**Goals:**
[A] In the passage on the Emergent Church, write out the part from "Steele points out" up to and including "proclaim his presence.", substituting "good news" for "gospel".
[B] For each statement, decide whether the passage on the Emergent Church supports it, and answer yes or no with the deciding words quoted from the passage: (i) Steele draws on Lesslie Newbigin to criticize too much identification of the Church with its surrounding culture. (ii) The Emergent Church movement regards cultural change in a generally negative light. (iii) Some writers take up themes from 19th-century process theology.
[C] Extend the passage on the Emergent Church, starting after its last sentence.

**Quoted text:**
Steele points out the danger here, that Christian hope is replaced by a rather naïve optimism that sees the world as the best of all possible worlds. It also struggles to accommodate the discontinuity that the cross and resurrection represent.
From this perspective, the Emergent Church movement has a generally positive view of cultural change, and adapts the presentation of the gospel to it. The task of the Church is to embrace local culture, much as Jesus did in his teaching and evangelism.
One of the dangers here is that the Jewish background to the gospel becomes neglected, once the Church moves to other settings. Some writers speak of an evolution in the being of God himself, picking up themes from 20th-century process theology. The task of the Church is primarily to identify where God is already at work in a given society, and to proclaim his presence.
Steele uses Lesslie Newbigin to offer a critique of too much identification of the Church with its surrounding culture, which she traces to an unbalanced emphasis on the incarnation at the expense of the atonement.

**Data extract:**

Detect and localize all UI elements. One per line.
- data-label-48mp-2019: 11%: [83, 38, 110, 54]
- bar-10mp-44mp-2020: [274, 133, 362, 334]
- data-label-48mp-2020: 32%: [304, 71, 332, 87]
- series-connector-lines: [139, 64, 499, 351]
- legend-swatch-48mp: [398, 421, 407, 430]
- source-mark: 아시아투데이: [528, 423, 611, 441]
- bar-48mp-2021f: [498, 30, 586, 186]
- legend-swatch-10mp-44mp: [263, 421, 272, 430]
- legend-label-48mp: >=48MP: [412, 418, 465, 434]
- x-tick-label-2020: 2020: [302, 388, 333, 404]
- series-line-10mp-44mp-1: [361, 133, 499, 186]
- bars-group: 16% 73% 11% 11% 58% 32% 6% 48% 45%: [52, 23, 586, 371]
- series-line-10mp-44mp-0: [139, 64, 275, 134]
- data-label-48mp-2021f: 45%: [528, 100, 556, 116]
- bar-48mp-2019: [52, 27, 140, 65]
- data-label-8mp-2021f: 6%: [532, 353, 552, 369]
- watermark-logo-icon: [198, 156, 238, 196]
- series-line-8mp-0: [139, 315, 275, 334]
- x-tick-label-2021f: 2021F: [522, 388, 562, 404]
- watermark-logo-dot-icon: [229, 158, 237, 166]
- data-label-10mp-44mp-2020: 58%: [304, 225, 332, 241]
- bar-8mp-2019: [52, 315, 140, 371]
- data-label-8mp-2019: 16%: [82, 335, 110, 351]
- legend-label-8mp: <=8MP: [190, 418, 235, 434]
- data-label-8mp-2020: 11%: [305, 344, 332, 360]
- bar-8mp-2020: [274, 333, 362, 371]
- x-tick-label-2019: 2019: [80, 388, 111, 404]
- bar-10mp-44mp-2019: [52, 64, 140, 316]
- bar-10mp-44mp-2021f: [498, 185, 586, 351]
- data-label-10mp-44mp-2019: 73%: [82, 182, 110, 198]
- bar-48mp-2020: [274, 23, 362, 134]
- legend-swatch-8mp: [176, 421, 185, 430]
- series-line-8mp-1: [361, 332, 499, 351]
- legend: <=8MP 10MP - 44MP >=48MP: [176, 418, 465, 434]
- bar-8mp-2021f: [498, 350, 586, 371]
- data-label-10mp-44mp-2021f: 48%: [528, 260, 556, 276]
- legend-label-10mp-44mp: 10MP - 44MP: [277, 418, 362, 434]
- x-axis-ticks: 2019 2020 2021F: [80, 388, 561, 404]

**Answers given:**
[A]
Steele points out the danger here, that Christian hope is replaced by a rather naïve optimism that sees the world as the best of all possible worlds. It also struggles to accommodate the discontinuity that the cross and resurrection represent.
From this perspective, the Emergent Church movement has a generally positive view of cultural change, and adapts the presentation of the good news to it. The task of the Church is to embrace local culture, much as Jesus did in his teaching and evangelism.
One of the dangers here is that the Jewish background to the good news becomes neglected, once the Church moves to other settings. Some writers speak of an evolution in the being of God himself, picking up themes from 20th-century process theology. The task of the Church is primarily to identify where God is already at work in a given society, and to proclaim his presence.

[B]
(i) Yes: "Steele uses Lesslie Newbigin to offer a critique of too much identification of the Church with its surrounding culture"
(ii) No: "the Emergent Church movement has a generally positive view of cultural change"
(iii) No: "picking up themes from 20th-century process theology"

[C]
Evangelicalism has often been held to have a deficient ecclesiology, and Steele’s assessment is that the emphasis on contemporaneity means that, while some Emergent Church liturgy can be refreshing, at other times it becomes myopic and faddish.
Part of the challenge to the Church in an increasingly transient culture is to be a beacon of stability. This is what C. S. Lewis advocated with his concept of “deep Church”, which Steele commends. The Church, she maintains, can be genuinely progressive only if it inhabits and values its whole tradition, and not just the earliest centuries. A truly apostolic Church must be both backwards- and forwards-looking.
This needs an appropriate liturgical context. Hope must be “sealed in baptism” and “dramatised in Eucharist”. Preaching must adapt to post-modern culture, and yet not be replaced merely by cosy conversations.
Overall, this is a helpful book. Trends in North American Christianity tend to have a delayed migration to the UK, and the advance parties have already arrived.
Dr Peter Forster is the Bishop of Chester.
New World? New Church? The theology of the Emerging Church movement
Hannah Steele
SCM Press £25
(978-0-334-05490-0)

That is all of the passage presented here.